> **EXERCISE**
Note each line where "title" appears, and copy it.

-- start of DATA TO PROCESS --

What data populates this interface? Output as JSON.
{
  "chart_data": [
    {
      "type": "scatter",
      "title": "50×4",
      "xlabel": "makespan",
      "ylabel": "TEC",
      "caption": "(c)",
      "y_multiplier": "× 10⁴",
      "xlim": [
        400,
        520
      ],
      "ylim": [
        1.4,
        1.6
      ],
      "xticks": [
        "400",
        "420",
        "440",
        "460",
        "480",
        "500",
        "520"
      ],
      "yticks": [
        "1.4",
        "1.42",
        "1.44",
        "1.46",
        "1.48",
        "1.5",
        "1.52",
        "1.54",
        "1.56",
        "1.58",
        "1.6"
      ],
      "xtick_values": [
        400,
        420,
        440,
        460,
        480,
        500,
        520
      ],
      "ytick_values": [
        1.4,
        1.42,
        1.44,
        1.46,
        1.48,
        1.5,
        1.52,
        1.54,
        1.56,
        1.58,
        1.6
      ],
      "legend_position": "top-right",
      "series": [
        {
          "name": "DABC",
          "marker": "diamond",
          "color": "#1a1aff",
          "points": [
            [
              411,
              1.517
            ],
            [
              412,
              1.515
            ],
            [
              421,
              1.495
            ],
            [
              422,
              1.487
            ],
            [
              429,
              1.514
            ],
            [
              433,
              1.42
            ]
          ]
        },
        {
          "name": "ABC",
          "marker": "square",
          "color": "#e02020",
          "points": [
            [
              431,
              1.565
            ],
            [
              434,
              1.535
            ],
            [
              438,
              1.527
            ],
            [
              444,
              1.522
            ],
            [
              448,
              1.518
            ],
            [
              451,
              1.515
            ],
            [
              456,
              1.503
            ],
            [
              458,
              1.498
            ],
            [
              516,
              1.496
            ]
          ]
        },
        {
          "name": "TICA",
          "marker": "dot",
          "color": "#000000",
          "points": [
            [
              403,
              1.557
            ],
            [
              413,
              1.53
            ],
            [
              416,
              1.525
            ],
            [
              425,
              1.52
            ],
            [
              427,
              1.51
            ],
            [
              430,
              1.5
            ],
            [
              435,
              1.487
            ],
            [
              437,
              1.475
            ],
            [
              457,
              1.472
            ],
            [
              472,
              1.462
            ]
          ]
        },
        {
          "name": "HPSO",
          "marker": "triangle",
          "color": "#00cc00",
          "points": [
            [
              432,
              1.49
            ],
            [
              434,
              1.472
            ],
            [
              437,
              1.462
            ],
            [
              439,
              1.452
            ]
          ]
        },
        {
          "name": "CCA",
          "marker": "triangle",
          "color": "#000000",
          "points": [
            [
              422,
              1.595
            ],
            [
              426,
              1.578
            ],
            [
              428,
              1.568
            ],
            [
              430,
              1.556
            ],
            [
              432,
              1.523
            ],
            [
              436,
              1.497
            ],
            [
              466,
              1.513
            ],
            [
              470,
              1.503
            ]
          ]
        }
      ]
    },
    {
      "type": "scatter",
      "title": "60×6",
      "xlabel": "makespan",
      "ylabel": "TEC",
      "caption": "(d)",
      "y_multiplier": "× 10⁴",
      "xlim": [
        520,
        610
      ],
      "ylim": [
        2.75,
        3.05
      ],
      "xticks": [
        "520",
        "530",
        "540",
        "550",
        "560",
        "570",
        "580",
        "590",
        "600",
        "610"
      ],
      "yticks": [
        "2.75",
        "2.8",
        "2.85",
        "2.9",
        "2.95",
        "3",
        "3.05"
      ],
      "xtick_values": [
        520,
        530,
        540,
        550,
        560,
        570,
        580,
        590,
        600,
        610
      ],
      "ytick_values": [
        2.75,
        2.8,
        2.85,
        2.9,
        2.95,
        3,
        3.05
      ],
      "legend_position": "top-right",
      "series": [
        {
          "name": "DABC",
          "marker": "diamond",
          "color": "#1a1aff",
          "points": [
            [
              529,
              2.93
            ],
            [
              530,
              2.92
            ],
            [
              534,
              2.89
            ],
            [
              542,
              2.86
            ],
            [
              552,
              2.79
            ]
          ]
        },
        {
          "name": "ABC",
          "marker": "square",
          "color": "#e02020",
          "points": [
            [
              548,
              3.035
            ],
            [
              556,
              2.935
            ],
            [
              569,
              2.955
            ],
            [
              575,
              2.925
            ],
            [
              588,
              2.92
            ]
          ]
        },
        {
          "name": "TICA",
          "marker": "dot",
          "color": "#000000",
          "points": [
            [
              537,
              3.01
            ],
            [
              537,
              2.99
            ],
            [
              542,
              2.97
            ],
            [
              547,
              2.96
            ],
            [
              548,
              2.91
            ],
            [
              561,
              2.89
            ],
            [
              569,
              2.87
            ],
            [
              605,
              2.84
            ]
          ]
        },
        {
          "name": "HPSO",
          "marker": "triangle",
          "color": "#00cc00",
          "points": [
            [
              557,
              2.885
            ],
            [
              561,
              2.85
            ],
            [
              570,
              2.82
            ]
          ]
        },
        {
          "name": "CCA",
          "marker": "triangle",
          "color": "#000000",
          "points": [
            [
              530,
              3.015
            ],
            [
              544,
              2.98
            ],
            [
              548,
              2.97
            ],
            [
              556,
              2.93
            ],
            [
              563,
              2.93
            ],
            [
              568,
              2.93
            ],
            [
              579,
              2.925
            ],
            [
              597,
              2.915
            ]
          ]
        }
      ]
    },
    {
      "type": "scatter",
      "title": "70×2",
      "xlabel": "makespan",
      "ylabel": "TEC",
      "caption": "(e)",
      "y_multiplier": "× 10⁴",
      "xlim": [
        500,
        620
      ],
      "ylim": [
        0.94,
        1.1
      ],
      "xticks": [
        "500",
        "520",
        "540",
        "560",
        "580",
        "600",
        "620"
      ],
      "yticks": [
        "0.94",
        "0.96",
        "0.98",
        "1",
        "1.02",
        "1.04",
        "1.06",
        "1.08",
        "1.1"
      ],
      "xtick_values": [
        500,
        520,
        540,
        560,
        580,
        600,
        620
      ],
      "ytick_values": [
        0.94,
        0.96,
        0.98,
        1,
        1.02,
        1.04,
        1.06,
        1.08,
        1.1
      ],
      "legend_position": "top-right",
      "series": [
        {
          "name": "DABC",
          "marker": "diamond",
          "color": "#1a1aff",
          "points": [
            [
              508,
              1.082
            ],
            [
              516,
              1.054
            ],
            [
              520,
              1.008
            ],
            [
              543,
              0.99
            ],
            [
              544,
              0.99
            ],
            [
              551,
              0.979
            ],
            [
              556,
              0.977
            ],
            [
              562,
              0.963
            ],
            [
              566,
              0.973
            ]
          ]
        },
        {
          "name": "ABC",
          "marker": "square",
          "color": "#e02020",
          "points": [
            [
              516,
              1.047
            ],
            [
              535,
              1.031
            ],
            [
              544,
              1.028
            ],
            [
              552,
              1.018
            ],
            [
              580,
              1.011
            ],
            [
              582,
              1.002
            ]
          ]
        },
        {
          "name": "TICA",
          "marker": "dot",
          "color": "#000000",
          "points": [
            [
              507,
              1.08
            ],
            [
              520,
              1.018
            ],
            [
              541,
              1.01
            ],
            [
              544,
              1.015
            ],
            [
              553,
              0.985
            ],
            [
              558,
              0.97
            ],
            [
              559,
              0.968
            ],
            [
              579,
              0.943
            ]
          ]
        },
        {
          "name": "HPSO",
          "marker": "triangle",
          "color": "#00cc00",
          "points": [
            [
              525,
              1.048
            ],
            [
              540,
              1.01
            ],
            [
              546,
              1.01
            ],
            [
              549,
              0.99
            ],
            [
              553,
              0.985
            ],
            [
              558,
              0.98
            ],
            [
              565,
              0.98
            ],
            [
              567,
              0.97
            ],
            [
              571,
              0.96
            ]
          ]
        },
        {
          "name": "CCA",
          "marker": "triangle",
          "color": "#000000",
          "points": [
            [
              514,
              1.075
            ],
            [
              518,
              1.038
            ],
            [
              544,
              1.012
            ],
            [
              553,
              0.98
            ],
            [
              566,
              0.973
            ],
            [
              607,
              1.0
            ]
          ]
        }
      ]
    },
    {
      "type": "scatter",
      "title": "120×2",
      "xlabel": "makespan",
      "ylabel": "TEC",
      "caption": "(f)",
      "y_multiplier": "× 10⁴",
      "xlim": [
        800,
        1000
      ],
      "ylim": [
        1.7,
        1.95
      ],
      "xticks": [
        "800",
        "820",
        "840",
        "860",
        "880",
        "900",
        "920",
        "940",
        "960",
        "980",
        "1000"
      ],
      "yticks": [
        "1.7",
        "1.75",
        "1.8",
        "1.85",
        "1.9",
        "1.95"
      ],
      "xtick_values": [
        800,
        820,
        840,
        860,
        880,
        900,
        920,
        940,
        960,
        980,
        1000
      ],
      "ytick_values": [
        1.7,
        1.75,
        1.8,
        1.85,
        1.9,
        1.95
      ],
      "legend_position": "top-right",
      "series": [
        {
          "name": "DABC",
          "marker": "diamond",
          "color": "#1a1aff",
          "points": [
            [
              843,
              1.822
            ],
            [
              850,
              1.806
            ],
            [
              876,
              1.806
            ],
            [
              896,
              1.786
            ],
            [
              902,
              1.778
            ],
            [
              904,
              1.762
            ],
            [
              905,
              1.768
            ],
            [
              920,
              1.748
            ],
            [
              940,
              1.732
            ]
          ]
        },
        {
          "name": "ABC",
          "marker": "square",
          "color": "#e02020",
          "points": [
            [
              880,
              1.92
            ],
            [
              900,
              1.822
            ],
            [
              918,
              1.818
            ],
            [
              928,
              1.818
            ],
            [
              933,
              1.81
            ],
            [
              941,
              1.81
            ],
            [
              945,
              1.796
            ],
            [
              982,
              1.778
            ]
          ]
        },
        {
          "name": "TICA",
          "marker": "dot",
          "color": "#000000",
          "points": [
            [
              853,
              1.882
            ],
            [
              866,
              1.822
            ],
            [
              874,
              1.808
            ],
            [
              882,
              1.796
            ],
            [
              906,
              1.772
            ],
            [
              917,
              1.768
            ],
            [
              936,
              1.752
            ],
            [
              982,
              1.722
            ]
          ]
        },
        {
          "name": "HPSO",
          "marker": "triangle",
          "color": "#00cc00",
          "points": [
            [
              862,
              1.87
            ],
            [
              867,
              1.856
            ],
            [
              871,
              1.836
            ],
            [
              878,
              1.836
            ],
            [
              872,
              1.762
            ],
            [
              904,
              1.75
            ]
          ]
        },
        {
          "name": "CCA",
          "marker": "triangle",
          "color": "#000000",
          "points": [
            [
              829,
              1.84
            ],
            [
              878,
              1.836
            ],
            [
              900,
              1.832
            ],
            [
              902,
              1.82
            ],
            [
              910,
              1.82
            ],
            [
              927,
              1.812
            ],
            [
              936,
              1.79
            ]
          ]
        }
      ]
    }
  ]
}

-- end of DATA TO PROCESS --

> **EXERCISE OUTPUT**
      "title": "50×4",
      "title": "60×6",
      "title": "70×2",
      "title": "120×2",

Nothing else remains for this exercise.